--- Start of EXERCISE INPUTS ---
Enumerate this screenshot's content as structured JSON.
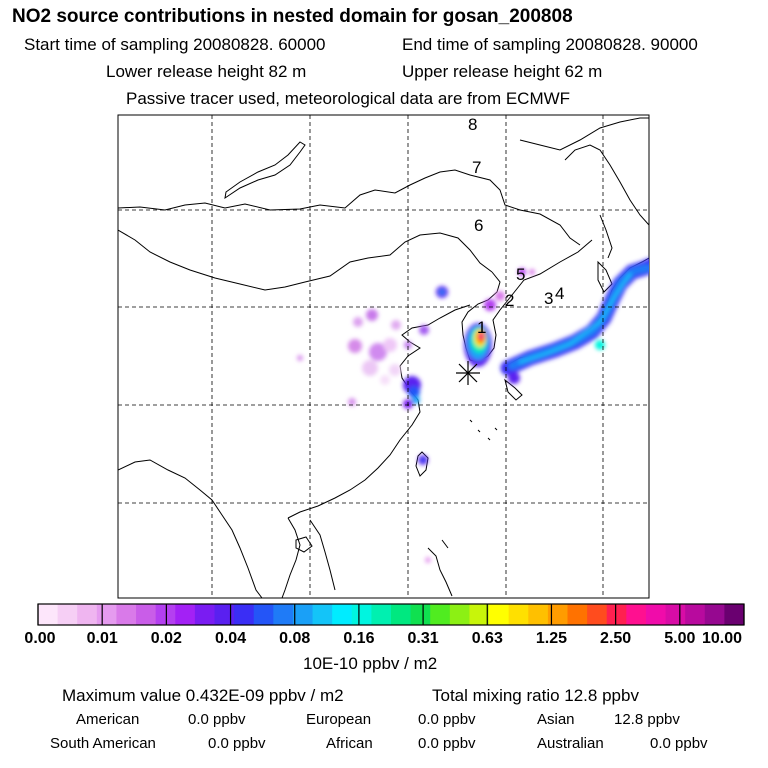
{
  "header": {
    "title": "NO2 source contributions in nested domain for gosan_200808",
    "start_label": "Start time of sampling 20080828. 60000",
    "end_label": "End time of sampling 20080828. 90000",
    "lower_label": "Lower release height   82 m",
    "upper_label": "Upper release height   62 m",
    "tracer_note": "Passive tracer used, meteorological data are from ECMWF"
  },
  "map": {
    "trajectory_labels": [
      "1",
      "2",
      "3",
      "4",
      "5",
      "6",
      "7",
      "8"
    ],
    "receptor_marker": "asterisk-star-icon"
  },
  "colorbar": {
    "tick_labels": [
      "0.00",
      "0.01",
      "0.02",
      "0.04",
      "0.08",
      "0.16",
      "0.31",
      "0.63",
      "1.25",
      "2.50",
      "5.00",
      "10.00"
    ],
    "unit_label": "10E-10 ppbv / m2",
    "colors": [
      "#fde6fb",
      "#f6cff5",
      "#efb5f0",
      "#e59bef",
      "#d97ae9",
      "#c95de8",
      "#b43ff0",
      "#a321f5",
      "#7a1cf2",
      "#5a20f0",
      "#3a2ef5",
      "#2455f7",
      "#1f7bf7",
      "#1aa0f7",
      "#14c4f8",
      "#00ecff",
      "#00f5e0",
      "#00f0b0",
      "#00e880",
      "#10e050",
      "#50ec20",
      "#8cf014",
      "#c8f50a",
      "#ffff00",
      "#ffe000",
      "#ffc000",
      "#ff9c00",
      "#ff7200",
      "#ff4c1e",
      "#ff2050",
      "#ff1090",
      "#f00caa",
      "#d80ca6",
      "#b80a9e",
      "#960890",
      "#6a0070"
    ]
  },
  "summary": {
    "max_line": "Maximum value  0.432E-09 ppbv / m2",
    "total_line": "Total mixing ratio      12.8 ppbv",
    "regions": [
      {
        "name": "American",
        "value": "0.0 ppbv"
      },
      {
        "name": "European",
        "value": "0.0 ppbv"
      },
      {
        "name": "Asian",
        "value": "12.8 ppbv"
      },
      {
        "name": "South American",
        "value": "0.0 ppbv"
      },
      {
        "name": "African",
        "value": "0.0 ppbv"
      },
      {
        "name": "Australian",
        "value": "0.0 ppbv"
      }
    ]
  }
}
--- End of EXERCISE INPUTS ---
* _DIRECTION_
Print all of the entries word for word. Skip any images they contain.

* _RESULT FOR THIS EXERCISE_
Enumerate this screenshot's content as structured JSON.
{
  "header": {
    "title": "NO2 source contributions in nested domain for gosan_200808",
    "start_label": "Start time of sampling 20080828. 60000",
    "end_label": "End time of sampling 20080828. 90000",
    "lower_label": "Lower release height   82 m",
    "upper_label": "Upper release height   62 m",
    "tracer_note": "Passive tracer used, meteorological data are from ECMWF"
  },
  "map": {
    "trajectory_labels": [
      "1",
      "2",
      "3",
      "4",
      "5",
      "6",
      "7",
      "8"
    ],
    "receptor_marker": "asterisk-star-icon"
  },
  "colorbar": {
    "tick_labels": [
      "0.00",
      "0.01",
      "0.02",
      "0.04",
      "0.08",
      "0.16",
      "0.31",
      "0.63",
      "1.25",
      "2.50",
      "5.00",
      "10.00"
    ],
    "unit_label": "10E-10 ppbv / m2",
    "colors": [
      "#fde6fb",
      "#f6cff5",
      "#efb5f0",
      "#e59bef",
      "#d97ae9",
      "#c95de8",
      "#b43ff0",
      "#a321f5",
      "#7a1cf2",
      "#5a20f0",
      "#3a2ef5",
      "#2455f7",
      "#1f7bf7",
      "#1aa0f7",
      "#14c4f8",
      "#00ecff",
      "#00f5e0",
      "#00f0b0",
      "#00e880",
      "#10e050",
      "#50ec20",
      "#8cf014",
      "#c8f50a",
      "#ffff00",
      "#ffe000",
      "#ffc000",
      "#ff9c00",
      "#ff7200",
      "#ff4c1e",
      "#ff2050",
      "#ff1090",
      "#f00caa",
      "#d80ca6",
      "#b80a9e",
      "#960890",
      "#6a0070"
    ]
  },
  "summary": {
    "max_line": "Maximum value  0.432E-09 ppbv / m2",
    "total_line": "Total mixing ratio      12.8 ppbv",
    "regions": [
      {
        "name": "American",
        "value": "0.0 ppbv"
      },
      {
        "name": "European",
        "value": "0.0 ppbv"
      },
      {
        "name": "Asian",
        "value": "12.8 ppbv"
      },
      {
        "name": "South American",
        "value": "0.0 ppbv"
      },
      {
        "name": "African",
        "value": "0.0 ppbv"
      },
      {
        "name": "Australian",
        "value": "0.0 ppbv"
      }
    ]
  }
}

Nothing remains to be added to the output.